## TO BE DONE
Below is some material; set it all down exactly, apart from the pictures.

Records from a collection of figures
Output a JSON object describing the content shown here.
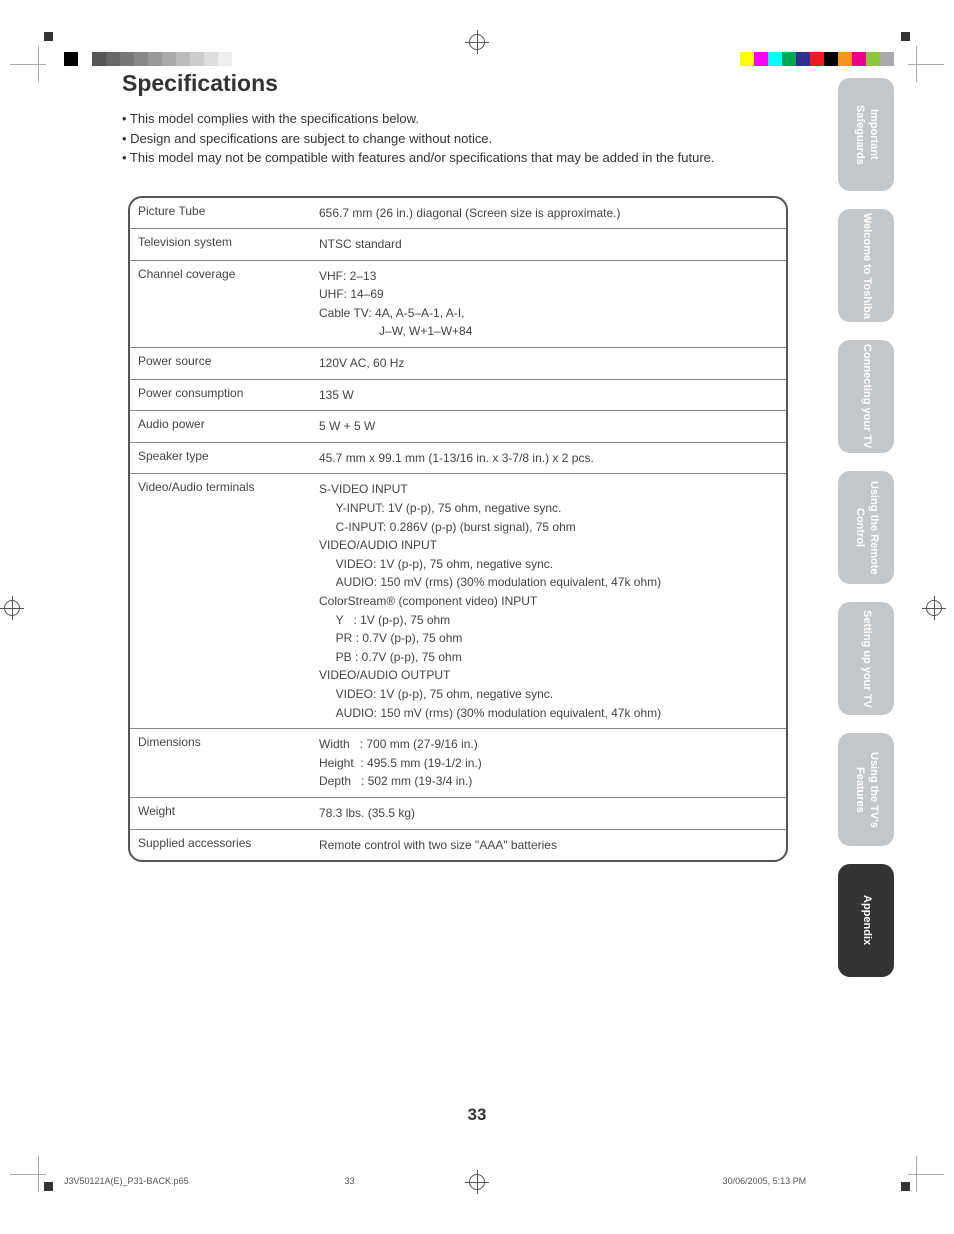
{
  "page": {
    "title": "Specifications",
    "bullets": [
      "• This model complies with the specifications below.",
      "• Design and specifications are subject to change without notice.",
      "• This model may not be compatible with features and/or specifications that may be added in the future."
    ],
    "page_number": "33"
  },
  "spec_rows": [
    {
      "label": "Picture Tube",
      "value": "656.7 mm (26 in.) diagonal (Screen size is approximate.)"
    },
    {
      "label": "Television system",
      "value": "NTSC standard"
    },
    {
      "label": "Channel coverage",
      "value": "VHF: 2–13\nUHF: 14–69\nCable TV: 4A, A-5–A-1, A-I,\n                  J–W, W+1–W+84"
    },
    {
      "label": "Power source",
      "value": "120V AC, 60 Hz"
    },
    {
      "label": "Power consumption",
      "value": "135 W"
    },
    {
      "label": "Audio power",
      "value": "5 W + 5 W"
    },
    {
      "label": "Speaker type",
      "value": "45.7 mm x 99.1 mm (1-13/16 in. x 3-7/8 in.) x 2 pcs."
    },
    {
      "label": "Video/Audio terminals",
      "value": "S-VIDEO INPUT\n     Y-INPUT: 1V (p-p), 75 ohm, negative sync.\n     C-INPUT: 0.286V (p-p) (burst signal), 75 ohm\nVIDEO/AUDIO INPUT\n     VIDEO: 1V (p-p), 75 ohm, negative sync.\n     AUDIO: 150 mV (rms) (30% modulation equivalent, 47k ohm)\nColorStream® (component video) INPUT\n     Y   : 1V (p-p), 75 ohm\n     PR : 0.7V (p-p), 75 ohm\n     PB : 0.7V (p-p), 75 ohm\nVIDEO/AUDIO OUTPUT\n     VIDEO: 1V (p-p), 75 ohm, negative sync.\n     AUDIO: 150 mV (rms) (30% modulation equivalent, 47k ohm)"
    },
    {
      "label": "Dimensions",
      "value": "Width   : 700 mm (27-9/16 in.)\nHeight  : 495.5 mm (19-1/2 in.)\nDepth   : 502 mm (19-3/4 in.)"
    },
    {
      "label": "Weight",
      "value": "78.3 lbs. (35.5 kg)"
    },
    {
      "label": "Supplied accessories",
      "value": "Remote control with two size \"AAA\" batteries"
    }
  ],
  "tabs": [
    {
      "label": "Important\nSafeguards",
      "active": false
    },
    {
      "label": "Welcome to\nToshiba",
      "active": false
    },
    {
      "label": "Connecting\nyour TV",
      "active": false
    },
    {
      "label": "Using the\nRemote Control",
      "active": false
    },
    {
      "label": "Setting up\nyour TV",
      "active": false
    },
    {
      "label": "Using the TV's\nFeatures",
      "active": false
    },
    {
      "label": "Appendix",
      "active": true
    }
  ],
  "footer": {
    "file": "J3V50121A(E)_P31-BACK.p65",
    "page": "33",
    "datetime": "30/06/2005, 5:13 PM"
  },
  "registration": {
    "left_swatches": [
      "#000000",
      "#ffffff",
      "#555555",
      "#666666",
      "#777777",
      "#888888",
      "#999999",
      "#aaaaaa",
      "#bbbbbb",
      "#cccccc",
      "#dddddd",
      "#eeeeee",
      "#ffffff"
    ],
    "right_swatches": [
      "#ffff00",
      "#ff00ff",
      "#00ffff",
      "#00a651",
      "#2e3192",
      "#ed1c24",
      "#000000",
      "#f7941d",
      "#ec008c",
      "#8dc63f",
      "#a7a9ac"
    ]
  }
}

## ANSWER TO THIS PROBLEM
Output a JSON object describing the content shown here.
{
  "page": {
    "title": "Specifications",
    "bullets": [
      "• This model complies with the specifications below.",
      "• Design and specifications are subject to change without notice.",
      "• This model may not be compatible with features and/or specifications that may be added in the future."
    ],
    "page_number": "33"
  },
  "spec_rows": [
    {
      "label": "Picture Tube",
      "value": "656.7 mm (26 in.) diagonal (Screen size is approximate.)"
    },
    {
      "label": "Television system",
      "value": "NTSC standard"
    },
    {
      "label": "Channel coverage",
      "value": "VHF: 2–13\nUHF: 14–69\nCable TV: 4A, A-5–A-1, A-I,\n                  J–W, W+1–W+84"
    },
    {
      "label": "Power source",
      "value": "120V AC, 60 Hz"
    },
    {
      "label": "Power consumption",
      "value": "135 W"
    },
    {
      "label": "Audio power",
      "value": "5 W + 5 W"
    },
    {
      "label": "Speaker type",
      "value": "45.7 mm x 99.1 mm (1-13/16 in. x 3-7/8 in.) x 2 pcs."
    },
    {
      "label": "Video/Audio terminals",
      "value": "S-VIDEO INPUT\n     Y-INPUT: 1V (p-p), 75 ohm, negative sync.\n     C-INPUT: 0.286V (p-p) (burst signal), 75 ohm\nVIDEO/AUDIO INPUT\n     VIDEO: 1V (p-p), 75 ohm, negative sync.\n     AUDIO: 150 mV (rms) (30% modulation equivalent, 47k ohm)\nColorStream® (component video) INPUT\n     Y   : 1V (p-p), 75 ohm\n     PR : 0.7V (p-p), 75 ohm\n     PB : 0.7V (p-p), 75 ohm\nVIDEO/AUDIO OUTPUT\n     VIDEO: 1V (p-p), 75 ohm, negative sync.\n     AUDIO: 150 mV (rms) (30% modulation equivalent, 47k ohm)"
    },
    {
      "label": "Dimensions",
      "value": "Width   : 700 mm (27-9/16 in.)\nHeight  : 495.5 mm (19-1/2 in.)\nDepth   : 502 mm (19-3/4 in.)"
    },
    {
      "label": "Weight",
      "value": "78.3 lbs. (35.5 kg)"
    },
    {
      "label": "Supplied accessories",
      "value": "Remote control with two size \"AAA\" batteries"
    }
  ],
  "tabs": [
    {
      "label": "Important\nSafeguards",
      "active": false
    },
    {
      "label": "Welcome to\nToshiba",
      "active": false
    },
    {
      "label": "Connecting\nyour TV",
      "active": false
    },
    {
      "label": "Using the\nRemote Control",
      "active": false
    },
    {
      "label": "Setting up\nyour TV",
      "active": false
    },
    {
      "label": "Using the TV's\nFeatures",
      "active": false
    },
    {
      "label": "Appendix",
      "active": true
    }
  ],
  "footer": {
    "file": "J3V50121A(E)_P31-BACK.p65",
    "page": "33",
    "datetime": "30/06/2005, 5:13 PM"
  },
  "registration": {
    "left_swatches": [
      "#000000",
      "#ffffff",
      "#555555",
      "#666666",
      "#777777",
      "#888888",
      "#999999",
      "#aaaaaa",
      "#bbbbbb",
      "#cccccc",
      "#dddddd",
      "#eeeeee",
      "#ffffff"
    ],
    "right_swatches": [
      "#ffff00",
      "#ff00ff",
      "#00ffff",
      "#00a651",
      "#2e3192",
      "#ed1c24",
      "#000000",
      "#f7941d",
      "#ec008c",
      "#8dc63f",
      "#a7a9ac"
    ]
  }
}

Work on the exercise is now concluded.